Structured figure records
▬▬▬
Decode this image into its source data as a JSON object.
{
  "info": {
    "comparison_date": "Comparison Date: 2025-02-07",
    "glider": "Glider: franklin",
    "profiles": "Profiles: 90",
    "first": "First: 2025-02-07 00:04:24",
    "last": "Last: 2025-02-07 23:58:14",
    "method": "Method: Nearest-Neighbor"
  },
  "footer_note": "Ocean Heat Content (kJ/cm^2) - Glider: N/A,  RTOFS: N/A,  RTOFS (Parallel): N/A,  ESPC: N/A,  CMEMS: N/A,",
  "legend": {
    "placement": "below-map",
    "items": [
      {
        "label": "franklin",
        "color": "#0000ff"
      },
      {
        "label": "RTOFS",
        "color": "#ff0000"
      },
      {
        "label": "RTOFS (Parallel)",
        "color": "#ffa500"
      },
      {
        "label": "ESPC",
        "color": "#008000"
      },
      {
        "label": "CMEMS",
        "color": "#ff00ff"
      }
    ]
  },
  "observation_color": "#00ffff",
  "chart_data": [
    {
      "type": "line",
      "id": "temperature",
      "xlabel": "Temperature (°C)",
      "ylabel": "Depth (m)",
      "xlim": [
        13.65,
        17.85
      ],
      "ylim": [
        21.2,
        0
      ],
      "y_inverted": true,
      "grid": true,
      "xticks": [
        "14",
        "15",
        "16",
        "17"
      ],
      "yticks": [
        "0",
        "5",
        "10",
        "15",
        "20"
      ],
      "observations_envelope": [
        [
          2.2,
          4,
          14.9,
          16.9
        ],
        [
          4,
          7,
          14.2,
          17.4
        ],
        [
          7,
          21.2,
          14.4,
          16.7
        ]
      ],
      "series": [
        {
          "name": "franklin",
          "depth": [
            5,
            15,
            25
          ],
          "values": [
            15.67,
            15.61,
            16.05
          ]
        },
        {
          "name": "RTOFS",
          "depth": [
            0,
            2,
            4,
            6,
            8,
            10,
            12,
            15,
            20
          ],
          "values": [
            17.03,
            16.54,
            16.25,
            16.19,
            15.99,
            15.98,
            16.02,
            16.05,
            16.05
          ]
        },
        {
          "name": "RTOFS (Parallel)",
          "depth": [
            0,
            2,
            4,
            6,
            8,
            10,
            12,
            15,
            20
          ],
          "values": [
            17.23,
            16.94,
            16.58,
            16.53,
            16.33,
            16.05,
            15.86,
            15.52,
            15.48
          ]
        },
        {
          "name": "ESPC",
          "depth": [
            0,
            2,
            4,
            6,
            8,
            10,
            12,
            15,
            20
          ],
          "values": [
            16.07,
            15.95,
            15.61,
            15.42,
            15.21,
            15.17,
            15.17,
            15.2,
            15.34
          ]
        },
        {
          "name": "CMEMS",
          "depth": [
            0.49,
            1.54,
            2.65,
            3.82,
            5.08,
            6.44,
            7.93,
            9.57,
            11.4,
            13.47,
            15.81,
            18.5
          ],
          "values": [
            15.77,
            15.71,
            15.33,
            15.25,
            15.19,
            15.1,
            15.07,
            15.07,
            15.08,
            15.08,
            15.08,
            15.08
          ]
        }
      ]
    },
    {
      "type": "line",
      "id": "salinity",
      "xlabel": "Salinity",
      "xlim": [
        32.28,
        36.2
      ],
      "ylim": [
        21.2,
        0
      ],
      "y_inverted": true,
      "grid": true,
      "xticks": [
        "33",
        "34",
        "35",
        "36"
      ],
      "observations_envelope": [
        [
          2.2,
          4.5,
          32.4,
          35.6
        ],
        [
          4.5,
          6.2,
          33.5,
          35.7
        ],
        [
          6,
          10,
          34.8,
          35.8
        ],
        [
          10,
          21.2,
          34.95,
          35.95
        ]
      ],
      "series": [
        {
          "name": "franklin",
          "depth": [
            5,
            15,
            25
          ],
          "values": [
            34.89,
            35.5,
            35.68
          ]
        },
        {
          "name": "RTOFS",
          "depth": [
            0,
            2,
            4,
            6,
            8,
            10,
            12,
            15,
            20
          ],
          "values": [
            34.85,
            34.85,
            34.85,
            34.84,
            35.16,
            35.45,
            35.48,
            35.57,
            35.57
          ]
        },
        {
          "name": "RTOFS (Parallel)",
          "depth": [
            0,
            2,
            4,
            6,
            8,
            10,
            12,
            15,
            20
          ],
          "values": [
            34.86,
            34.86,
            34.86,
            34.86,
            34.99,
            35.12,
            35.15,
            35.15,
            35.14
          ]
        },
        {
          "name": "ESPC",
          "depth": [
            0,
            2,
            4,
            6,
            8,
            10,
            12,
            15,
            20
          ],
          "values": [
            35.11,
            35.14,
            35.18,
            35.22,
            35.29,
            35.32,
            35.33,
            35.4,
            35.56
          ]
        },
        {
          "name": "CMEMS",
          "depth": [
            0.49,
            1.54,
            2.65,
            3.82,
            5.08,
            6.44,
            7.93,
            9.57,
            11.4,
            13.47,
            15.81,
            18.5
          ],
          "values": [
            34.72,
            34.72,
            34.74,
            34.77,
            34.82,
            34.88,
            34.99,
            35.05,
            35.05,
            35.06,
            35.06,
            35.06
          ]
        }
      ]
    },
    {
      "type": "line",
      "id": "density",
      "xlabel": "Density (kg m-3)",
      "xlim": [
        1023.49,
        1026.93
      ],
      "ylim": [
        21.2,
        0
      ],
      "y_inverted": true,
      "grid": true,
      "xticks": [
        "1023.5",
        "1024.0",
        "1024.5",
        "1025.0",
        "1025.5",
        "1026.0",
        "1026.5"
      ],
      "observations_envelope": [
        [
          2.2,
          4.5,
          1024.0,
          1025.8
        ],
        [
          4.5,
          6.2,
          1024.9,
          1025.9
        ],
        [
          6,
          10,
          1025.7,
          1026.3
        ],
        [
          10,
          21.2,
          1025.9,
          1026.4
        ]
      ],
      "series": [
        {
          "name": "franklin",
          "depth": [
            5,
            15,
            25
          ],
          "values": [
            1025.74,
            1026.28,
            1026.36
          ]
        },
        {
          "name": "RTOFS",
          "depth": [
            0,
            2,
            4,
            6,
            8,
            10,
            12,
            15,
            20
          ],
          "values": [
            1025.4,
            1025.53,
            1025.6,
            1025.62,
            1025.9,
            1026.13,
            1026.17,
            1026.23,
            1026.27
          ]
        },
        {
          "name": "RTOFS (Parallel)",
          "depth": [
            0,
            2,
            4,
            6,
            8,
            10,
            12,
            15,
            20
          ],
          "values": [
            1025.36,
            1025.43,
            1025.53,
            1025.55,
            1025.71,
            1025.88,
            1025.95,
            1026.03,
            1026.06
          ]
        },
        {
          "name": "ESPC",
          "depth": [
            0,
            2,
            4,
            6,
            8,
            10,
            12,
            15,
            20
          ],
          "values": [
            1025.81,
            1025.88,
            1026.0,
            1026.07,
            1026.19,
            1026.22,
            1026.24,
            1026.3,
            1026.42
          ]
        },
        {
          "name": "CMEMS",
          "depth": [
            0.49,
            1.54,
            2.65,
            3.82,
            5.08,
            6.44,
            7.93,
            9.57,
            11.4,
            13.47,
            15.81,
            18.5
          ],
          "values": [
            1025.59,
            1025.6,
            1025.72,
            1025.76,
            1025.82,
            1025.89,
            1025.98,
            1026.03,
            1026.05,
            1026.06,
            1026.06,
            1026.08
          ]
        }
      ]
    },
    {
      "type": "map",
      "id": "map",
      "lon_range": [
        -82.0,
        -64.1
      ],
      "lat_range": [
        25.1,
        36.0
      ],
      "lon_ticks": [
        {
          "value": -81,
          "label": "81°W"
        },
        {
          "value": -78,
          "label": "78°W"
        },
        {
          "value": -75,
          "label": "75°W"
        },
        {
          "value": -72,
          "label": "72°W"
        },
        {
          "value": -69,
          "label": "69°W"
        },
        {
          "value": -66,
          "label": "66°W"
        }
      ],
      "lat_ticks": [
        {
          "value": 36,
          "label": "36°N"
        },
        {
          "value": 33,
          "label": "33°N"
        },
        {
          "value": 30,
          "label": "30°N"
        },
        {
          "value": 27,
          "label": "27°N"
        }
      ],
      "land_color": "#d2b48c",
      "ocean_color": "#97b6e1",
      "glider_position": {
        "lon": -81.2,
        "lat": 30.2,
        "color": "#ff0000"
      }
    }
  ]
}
▬▬▬
▸ **Given instruction**: From the records above, work out how many lines contain the string "xlabel". Give only the number.

▸ **Response to this exercise**: 3